Copy all lines below containing "Barcode".
** BEGIN DATA FOR PROCESSING **
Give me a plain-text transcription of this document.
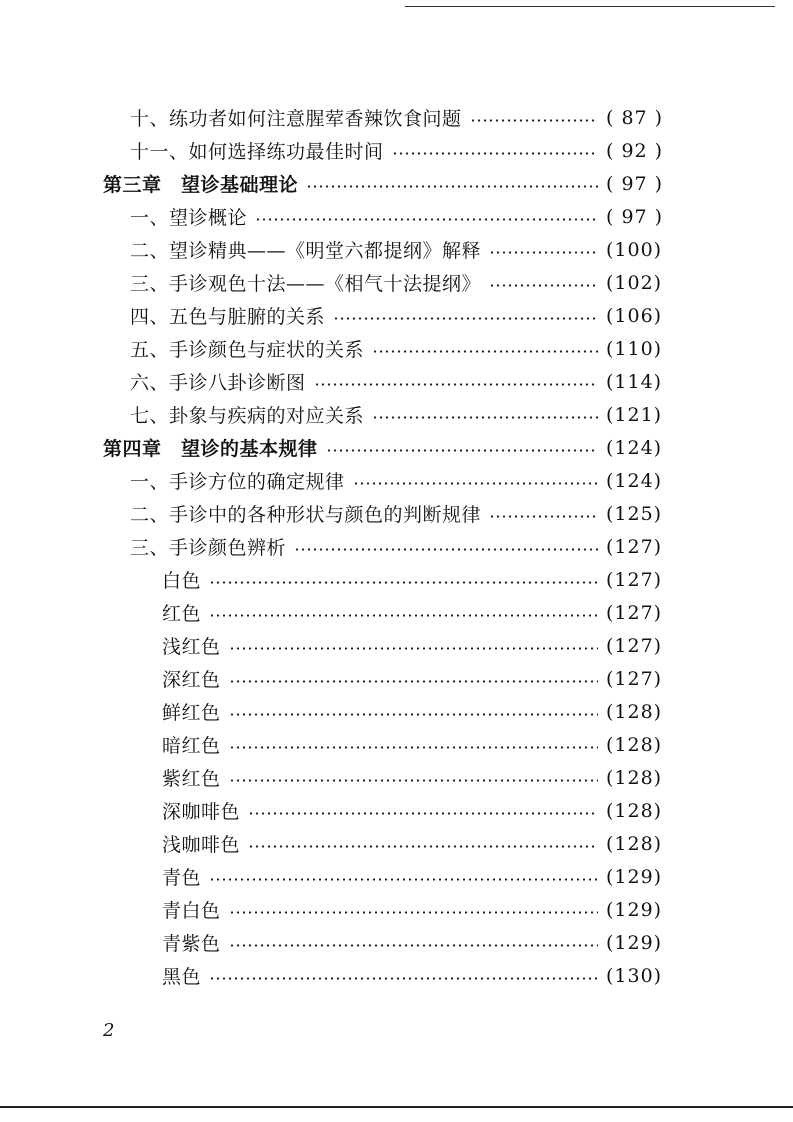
十、练功者如何注意腥荤香辣饮食问题	( 87 )
十一、如何选择练功最佳时间	( 92 )
第三章　望诊基础理论	( 97 )
一、望诊概论	( 97 )
二、望诊精典——《明堂六都提纲》解释	(100)
三、手诊观色十法——《相气十法提纲》	(102)
四、五色与脏腑的关系	(106)
五、手诊颜色与症状的关系	(110)
六、手诊八卦诊断图	(114)
七、卦象与疾病的对应关系	(121)
第四章　望诊的基本规律	(124)
一、手诊方位的确定规律	(124)
二、手诊中的各种形状与颜色的判断规律	(125)
三、手诊颜色辨析	(127)
白色	(127)
红色	(127)
浅红色	(127)
深红色	(127)
鲜红色	(128)
暗红色	(128)
紫红色	(128)
深咖啡色	(128)
浅咖啡色	(128)
青色	(129)
青白色	(129)
青紫色	(129)
黑色	(130)
2
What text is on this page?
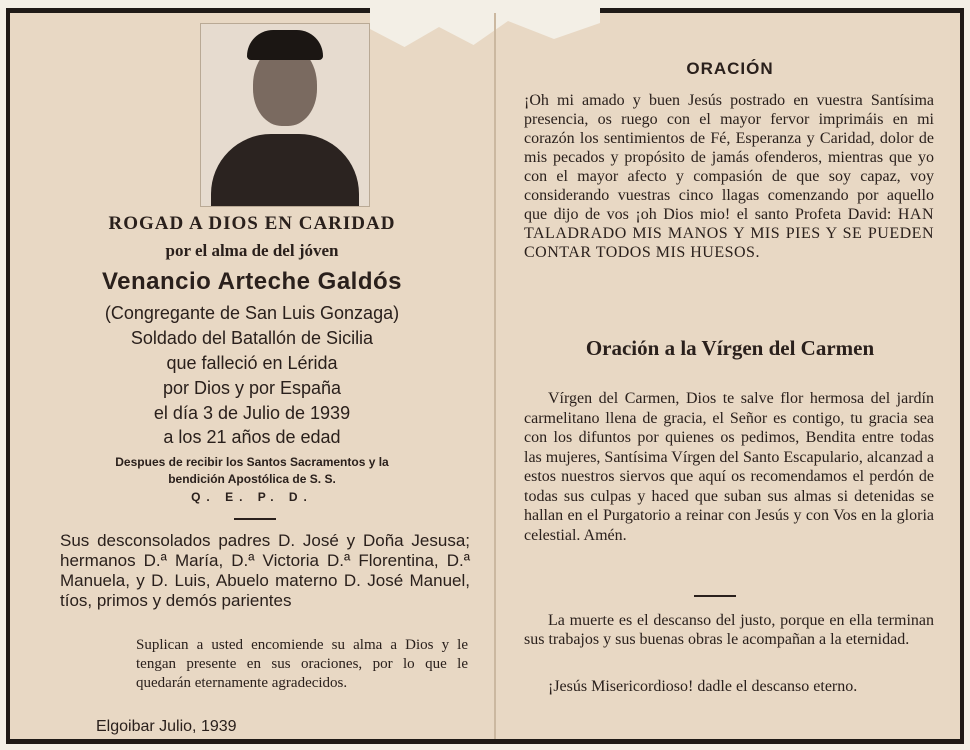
ROGAD A DIOS EN CARIDAD
por el alma de del jóven
Venancio Arteche Galdós
(Congregante de San Luis Gonzaga)
Soldado del Batallón de Sicilia
que falleció en Lérida
por Dios y por España
el día 3 de Julio de 1939
a los 21 años de edad
Despues de recibir los Santos Sacramentos y la
bendición Apostólica de S. S.
Q. E. P. D.
Sus desconsolados padres D. José y Doña Jesusa; hermanos D.ª María, D.ª Victoria D.ª Florentina, D.ª Manuela, y D. Luis, Abuelo materno D. José Manuel, tíos, primos y demós parientes
Suplican a usted encomiende su alma a Dios y le tengan presente en sus oraciones, por lo que le quedarán eternamente agradecidos.
Elgoibar Julio, 1939
ORACIÓN
¡Oh mi amado y buen Jesús postrado en vuestra Santísima presencia, os ruego con el mayor fervor imprimáis en mi corazón los sentimientos de Fé, Esperanza y Caridad, dolor de mis pecados y propósito de jamás ofenderos, mientras que yo con el mayor afecto y compasión de que soy capaz, voy considerando vuestras cinco llagas comenzando por aquello que dijo de vos ¡oh Dios mio! el santo Profeta David: HAN TALADRADO MIS MANOS Y MIS PIES Y SE PUEDEN CONTAR TODOS MIS HUESOS.
Oración a la Vírgen del Carmen
Vírgen del Carmen, Dios te salve flor hermosa del jardín carmelitano llena de gracia, el Señor es contigo, tu gracia sea con los difuntos por quienes os pedimos, Bendita entre todas las mujeres, Santísima Vírgen del Santo Escapulario, alcanzad a estos nuestros siervos que aquí os recomendamos el perdón de todas sus culpas y haced que suban sus almas si detenidas se hallan en el Purgatorio a reinar con Jesús y con Vos en la gloria celestial. Amén.
La muerte es el descanso del justo, porque en ella terminan sus trabajos y sus buenas obras le acompañan a la eternidad.
¡Jesús Misericordioso! dadle el descanso eterno.
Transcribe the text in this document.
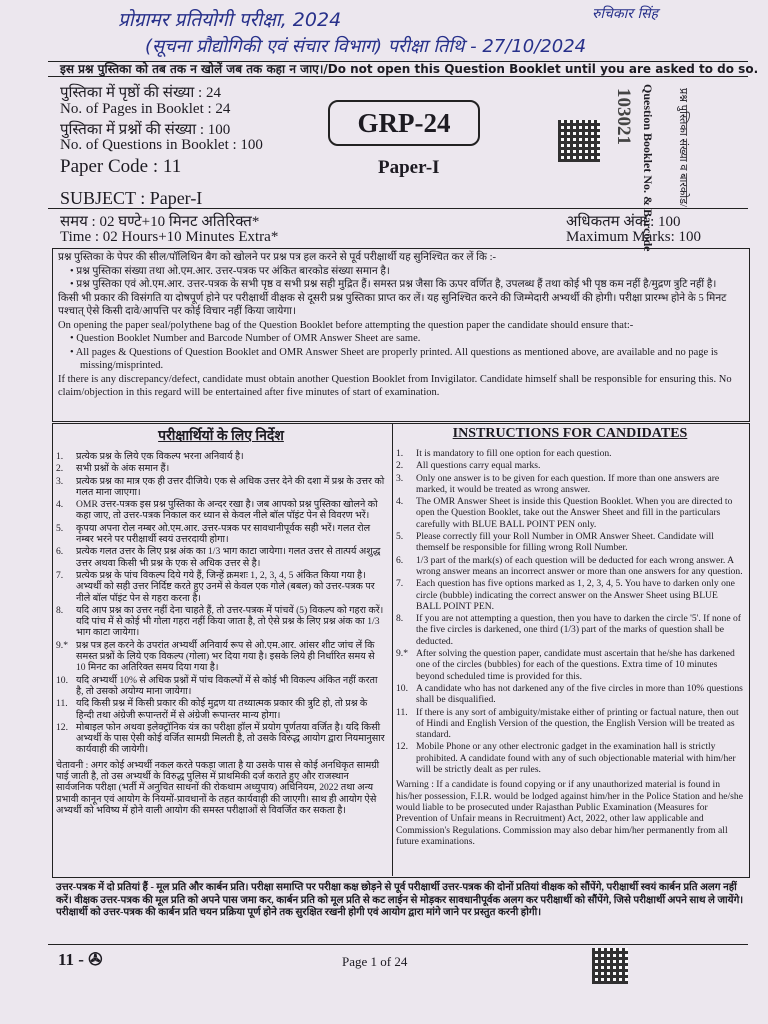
प्रोग्रामर प्रतियोगी परीक्षा, 2024
(सूचना प्रौद्योगिकी एवं संचार विभाग) परीक्षा तिथि - 27/10/2024
रुचिकार सिंह
इस प्रश्न पुस्तिका को तब तक न खोलें जब तक कहा न जाए।/Do not open this Question Booklet until you are asked to do so.
पुस्तिका में पृष्ठों की संख्या : 24
No. of Pages in Booklet : 24
पुस्तिका में प्रश्नों की संख्या : 100
No. of Questions in Booklet : 100
Paper Code : 11
SUBJECT : Paper-I
समय : 02 घण्टे+10 मिनट अतिरिक्त*
Time : 02 Hours+10 Minutes Extra*
अधिकतम अंक : 100
Maximum Marks: 100
GRP-24
Paper-I
103021 Question Booklet No. & Barcode प्रश्न पुस्तिका संख्या व बारकोड/
प्रश्न पुस्तिका के पेपर की सील/पॉलिथिन बैग को खोलने पर प्रश्न पत्र हल करने से पूर्व परीक्षार्थी यह सुनिश्चित कर लें कि :-
• प्रश्न पुस्तिका संख्या तथा ओ.एम.आर. उत्तर-पत्रक पर अंकित बारकोड संख्या समान है।
• प्रश्न पुस्तिका एवं ओ.एम.आर. उत्तर-पत्रक के सभी पृष्ठ व सभी प्रश्न सही मुद्रित हैं। समस्त प्रश्न जैसा कि ऊपर वर्णित है, उपलब्ध हैं तथा कोई भी पृष्ठ कम नहीं है/मुद्रण त्रुटि नहीं है।
किसी भी प्रकार की विसंगति या दोषपूर्ण होने पर परीक्षार्थी वीक्षक से दूसरी प्रश्न पुस्तिका प्राप्त कर लें। यह सुनिश्चित करने की जिम्मेदारी अभ्यर्थी की होगी। परीक्षा प्रारम्भ होने के 5 मिनट पश्चात् ऐसे किसी दावे/आपत्ति पर कोई विचार नहीं किया जायेगा।
On opening the paper seal/polythene bag of the Question Booklet before attempting the question paper the candidate should ensure that:-
• Question Booklet Number and Barcode Number of OMR Answer Sheet are same.
• All pages & Questions of Question Booklet and OMR Answer Sheet are properly printed. All questions as mentioned above, are available and no page is missing/misprinted.
If there is any discrepancy/defect, candidate must obtain another Question Booklet from Invigilator. Candidate himself shall be responsible for ensuring this. No claim/objection in this regard will be entertained after five minutes of start of examination.
परीक्षार्थियों के लिए निर्देश
1.	प्रत्येक प्रश्न के लिये एक विकल्प भरना अनिवार्य है।
2.	सभी प्रश्नों के अंक समान हैं।
3.	प्रत्येक प्रश्न का मात्र एक ही उत्तर दीजिये। एक से अधिक उत्तर देने की दशा में प्रश्न के उत्तर को गलत माना जाएगा।
4.	OMR उत्तर-पत्रक इस प्रश्न पुस्तिका के अन्दर रखा है। जब आपको प्रश्न पुस्तिका खोलने को कहा जाए, तो उत्तर-पत्रक निकाल कर ध्यान से केवल नीले बॉल पॉइंट पेन से विवरण भरें।
5.	कृपया अपना रोल नम्बर ओ.एम.आर. उत्तर-पत्रक पर सावधानीपूर्वक सही भरें। गलत रोल नम्बर भरने पर परीक्षार्थी स्वयं उत्तरदायी होगा।
6.	प्रत्येक गलत उत्तर के लिए प्रश्न अंक का 1/3 भाग काटा जायेगा। गलत उत्तर से तात्पर्य अशुद्ध उत्तर अथवा किसी भी प्रश्न के एक से अधिक उत्तर से है।
7.	प्रत्येक प्रश्न के पांच विकल्प दिये गये हैं, जिन्हें क्रमशः 1, 2, 3, 4, 5 अंकित किया गया है। अभ्यर्थी को सही उत्तर निर्दिष्ट करते हुए उनमें से केवल एक गोले (बबल) को उत्तर-पत्रक पर नीले बॉल पॉइंट पेन से गहरा करना है।
8.	यदि आप प्रश्न का उत्तर नहीं देना चाहते हैं, तो उत्तर-पत्रक में पांचवें (5) विकल्प को गहरा करें। यदि पांच में से कोई भी गोला गहरा नहीं किया जाता है, तो ऐसे प्रश्न के लिए प्रश्न अंक का 1/3 भाग काटा जायेगा।
9.* प्रश्न पत्र हल करने के उपरांत अभ्यर्थी अनिवार्य रूप से ओ.एम.आर. आंसर शीट जांच लें कि समस्त प्रश्नों के लिये एक विकल्प (गोला) भर दिया गया है। इसके लिये ही निर्धारित समय से 10 मिनट का अतिरिक्त समय दिया गया है।
10. यदि अभ्यर्थी 10% से अधिक प्रश्नों में पांच विकल्पों में से कोई भी विकल्प अंकित नहीं करता है, तो उसको अयोग्य माना जायेगा।
11. यदि किसी प्रश्न में किसी प्रकार की कोई मुद्रण या तथ्यात्मक प्रकार की त्रुटि हो, तो प्रश्न के हिन्दी तथा अंग्रेजी रूपान्तरों में से अंग्रेजी रूपान्तर मान्य होगा।
12. मोबाइल फोन अथवा इलेक्ट्रॉनिक यंत्र का परीक्षा हॉल में प्रयोग पूर्णतया वर्जित है। यदि किसी अभ्यर्थी के पास ऐसी कोई वर्जित सामग्री मिलती है, तो उसके विरुद्ध आयोग द्वारा नियमानुसार कार्यवाही की जायेगी।
चेतावनी : अगर कोई अभ्यर्थी नकल करते पकड़ा जाता है या उसके पास से कोई अनधिकृत सामग्री पाई जाती है, तो उस अभ्यर्थी के विरुद्ध पुलिस में प्राथमिकी दर्ज कराते हुए और राजस्थान सार्वजनिक परीक्षा (भर्ती में अनुचित साधनों की रोकथाम अध्युपाय) अधिनियम, 2022 तथा अन्य प्रभावी कानून एवं आयोग के नियमों-प्रावधानों के तहत कार्यवाही की जाएगी। साथ ही आयोग ऐसे अभ्यर्थी को भविष्य में होने वाली आयोग की समस्त परीक्षाओं से विवर्जित कर सकता है।
INSTRUCTIONS FOR CANDIDATES
1.	It is mandatory to fill one option for each question.
2.	All questions carry equal marks.
3.	Only one answer is to be given for each question. If more than one answers are marked, it would be treated as wrong answer.
4.	The OMR Answer Sheet is inside this Question Booklet. When you are directed to open the Question Booklet, take out the Answer Sheet and fill in the particulars carefully with BLUE BALL POINT PEN only.
5.	Please correctly fill your Roll Number in OMR Answer Sheet. Candidate will themself be responsible for filling wrong Roll Number.
6.	1/3 part of the mark(s) of each question will be deducted for each wrong answer. A wrong answer means an incorrect answer or more than one answers for any question.
7.	Each question has five options marked as 1, 2, 3, 4, 5. You have to darken only one circle (bubble) indicating the correct answer on the Answer Sheet using BLUE BALL POINT PEN.
8.	If you are not attempting a question, then you have to darken the circle '5'. If none of the five circles is darkened, one third (1/3) part of the marks of question shall be deducted.
9.* After solving the question paper, candidate must ascertain that he/she has darkened one of the circles (bubbles) for each of the questions. Extra time of 10 minutes beyond scheduled time is provided for this.
10. A candidate who has not darkened any of the five circles in more than 10% questions shall be disqualified.
11. If there is any sort of ambiguity/mistake either of printing or factual nature, then out of Hindi and English Version of the question, the English Version will be treated as standard.
12. Mobile Phone or any other electronic gadget in the examination hall is strictly prohibited. A candidate found with any of such objectionable material with him/her will be strictly dealt as per rules.
Warning : If a candidate is found copying or if any unauthorized material is found in his/her possession, F.I.R. would be lodged against him/her in the Police Station and he/she would liable to be prosecuted under Rajasthan Public Examination (Measures for Prevention of Unfair means in Recruitment) Act, 2022, other law applicable and Commission's Regulations. Commission may also debar him/her permanently from all future examinations.
उत्तर-पत्रक में दो प्रतियां हैं - मूल प्रति और कार्बन प्रति। परीक्षा समाप्ति पर परीक्षा कक्ष छोड़ने से पूर्व परीक्षार्थी उत्तर-पत्रक की दोनों प्रतियां वीक्षक को सौंपेंगे, परीक्षार्थी स्वयं कार्बन प्रति अलग नहीं करें। वीक्षक उत्तर-पत्रक की मूल प्रति को अपने पास जमा कर, कार्बन प्रति को मूल प्रति से कट लाईन से मोड़कर सावधानीपूर्वक अलग कर परीक्षार्थी को सौंपेंगे, जिसे परीक्षार्थी अपने साथ ले जायेंगे। परीक्षार्थी को उत्तर-पत्रक की कार्बन प्रति चयन प्रक्रिया पूर्ण होने तक सुरक्षित रखनी होगी एवं आयोग द्वारा मांगे जाने पर प्रस्तुत करनी होगी।
11 - ✇	Page 1 of 24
** END DATA FOR PROCESSING **
[ANSWER TO THE EXERCISE]
103021 Question Booklet No. & Barcode प्रश्न पुस्तिका संख्या व बारकोड/
• Question Booklet Number and Barcode Number of OMR Answer Sheet are same.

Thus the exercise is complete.